▶ [WHAT IS BEING ASKED] Copy out all the records, word for word.

* Begin EXERCISE INPUT *

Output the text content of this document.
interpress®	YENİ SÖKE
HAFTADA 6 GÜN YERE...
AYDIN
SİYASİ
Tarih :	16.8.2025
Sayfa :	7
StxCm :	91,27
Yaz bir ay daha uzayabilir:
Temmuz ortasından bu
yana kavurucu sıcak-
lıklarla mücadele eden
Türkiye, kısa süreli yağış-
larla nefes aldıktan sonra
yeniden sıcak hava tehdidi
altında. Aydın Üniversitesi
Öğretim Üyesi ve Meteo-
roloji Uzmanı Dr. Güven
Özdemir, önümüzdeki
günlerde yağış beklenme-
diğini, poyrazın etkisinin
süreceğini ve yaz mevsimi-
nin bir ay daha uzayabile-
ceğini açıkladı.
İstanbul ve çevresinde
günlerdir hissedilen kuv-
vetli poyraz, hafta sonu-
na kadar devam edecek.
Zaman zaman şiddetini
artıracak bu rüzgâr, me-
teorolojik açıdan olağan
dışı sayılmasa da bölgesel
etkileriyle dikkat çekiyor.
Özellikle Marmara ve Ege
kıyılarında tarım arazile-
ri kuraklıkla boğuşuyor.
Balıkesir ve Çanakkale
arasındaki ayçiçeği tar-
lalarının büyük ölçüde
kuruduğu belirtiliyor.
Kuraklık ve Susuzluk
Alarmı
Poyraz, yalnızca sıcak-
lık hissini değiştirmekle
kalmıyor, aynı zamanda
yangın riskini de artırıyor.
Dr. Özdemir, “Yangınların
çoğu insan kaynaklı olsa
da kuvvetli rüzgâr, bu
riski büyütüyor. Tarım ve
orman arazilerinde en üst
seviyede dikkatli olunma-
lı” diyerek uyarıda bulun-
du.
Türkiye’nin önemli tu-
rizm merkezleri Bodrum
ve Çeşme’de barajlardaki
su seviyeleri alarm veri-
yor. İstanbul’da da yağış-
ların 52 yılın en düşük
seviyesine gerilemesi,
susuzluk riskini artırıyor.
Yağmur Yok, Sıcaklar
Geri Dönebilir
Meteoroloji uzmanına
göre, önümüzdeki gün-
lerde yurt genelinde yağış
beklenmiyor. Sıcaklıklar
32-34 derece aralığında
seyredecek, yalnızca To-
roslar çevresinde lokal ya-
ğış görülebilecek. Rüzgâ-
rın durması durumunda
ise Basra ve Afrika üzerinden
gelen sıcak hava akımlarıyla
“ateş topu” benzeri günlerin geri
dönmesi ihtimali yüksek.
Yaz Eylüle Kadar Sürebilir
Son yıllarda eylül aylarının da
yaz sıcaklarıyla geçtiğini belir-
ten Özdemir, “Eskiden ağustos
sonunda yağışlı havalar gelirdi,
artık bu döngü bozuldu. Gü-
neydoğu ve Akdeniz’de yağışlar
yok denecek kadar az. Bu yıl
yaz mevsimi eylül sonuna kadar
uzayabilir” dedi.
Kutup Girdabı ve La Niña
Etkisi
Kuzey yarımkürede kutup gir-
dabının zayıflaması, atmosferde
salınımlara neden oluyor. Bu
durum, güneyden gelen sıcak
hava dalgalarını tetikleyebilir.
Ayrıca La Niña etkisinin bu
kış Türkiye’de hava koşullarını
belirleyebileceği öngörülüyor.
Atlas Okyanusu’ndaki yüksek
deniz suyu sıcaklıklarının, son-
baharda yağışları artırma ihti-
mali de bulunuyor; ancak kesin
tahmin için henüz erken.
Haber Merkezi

* End EXERCISE INPUT *

▶ [TASK SOLUTION]
Output the text content of this document.
interpress®	YENİ SÖKE
HAFTADA 6 GÜN YERE...
AYDIN
SİYASİ
Tarih :	16.8.2025
Sayfa :	7
StxCm :	91,27
Yaz bir ay daha uzayabilir:
Temmuz ortasından bu
yana kavurucu sıcak-
lıklarla mücadele eden
Türkiye, kısa süreli yağış-
larla nefes aldıktan sonra
yeniden sıcak hava tehdidi
altında. Aydın Üniversitesi
Öğretim Üyesi ve Meteo-
roloji Uzmanı Dr. Güven
Özdemir, önümüzdeki
günlerde yağış beklenme-
diğini, poyrazın etkisinin
süreceğini ve yaz mevsimi-
nin bir ay daha uzayabile-
ceğini açıkladı.
İstanbul ve çevresinde
günlerdir hissedilen kuv-
vetli poyraz, hafta sonu-
na kadar devam edecek.
Zaman zaman şiddetini
artıracak bu rüzgâr, me-
teorolojik açıdan olağan
dışı sayılmasa da bölgesel
etkileriyle dikkat çekiyor.
Özellikle Marmara ve Ege
kıyılarında tarım arazile-
ri kuraklıkla boğuşuyor.
Balıkesir ve Çanakkale
arasındaki ayçiçeği tar-
lalarının büyük ölçüde
kuruduğu belirtiliyor.
Kuraklık ve Susuzluk
Alarmı
Poyraz, yalnızca sıcak-
lık hissini değiştirmekle
kalmıyor, aynı zamanda
yangın riskini de artırıyor.
Dr. Özdemir, “Yangınların
çoğu insan kaynaklı olsa
da kuvvetli rüzgâr, bu
riski büyütüyor. Tarım ve
orman arazilerinde en üst
seviyede dikkatli olunma-
lı” diyerek uyarıda bulun-
du.
Türkiye’nin önemli tu-
rizm merkezleri Bodrum
ve Çeşme’de barajlardaki
su seviyeleri alarm veri-
yor. İstanbul’da da yağış-
ların 52 yılın en düşük
seviyesine gerilemesi,
susuzluk riskini artırıyor.
Yağmur Yok, Sıcaklar
Geri Dönebilir
Meteoroloji uzmanına
göre, önümüzdeki gün-
lerde yurt genelinde yağış
beklenmiyor. Sıcaklıklar
32-34 derece aralığında
seyredecek, yalnızca To-
roslar çevresinde lokal ya-
ğış görülebilecek. Rüzgâ-
rın durması durumunda
ise Basra ve Afrika üzerinden
gelen sıcak hava akımlarıyla
“ateş topu” benzeri günlerin geri
dönmesi ihtimali yüksek.
Yaz Eylüle Kadar Sürebilir
Son yıllarda eylül aylarının da
yaz sıcaklarıyla geçtiğini belir-
ten Özdemir, “Eskiden ağustos
sonunda yağışlı havalar gelirdi,
artık bu döngü bozuldu. Gü-
neydoğu ve Akdeniz’de yağışlar
yok denecek kadar az. Bu yıl
yaz mevsimi eylül sonuna kadar
uzayabilir” dedi.
Kutup Girdabı ve La Niña
Etkisi
Kuzey yarımkürede kutup gir-
dabının zayıflaması, atmosferde
salınımlara neden oluyor. Bu
durum, güneyden gelen sıcak
hava dalgalarını tetikleyebilir.
Ayrıca La Niña etkisinin bu
kış Türkiye’de hava koşullarını
belirleyebileceği öngörülüyor.
Atlas Okyanusu’ndaki yüksek
deniz suyu sıcaklıklarının, son-
baharda yağışları artırma ihti-
mali de bulunuyor; ancak kesin
tahmin için henüz erken.
Haber Merkezi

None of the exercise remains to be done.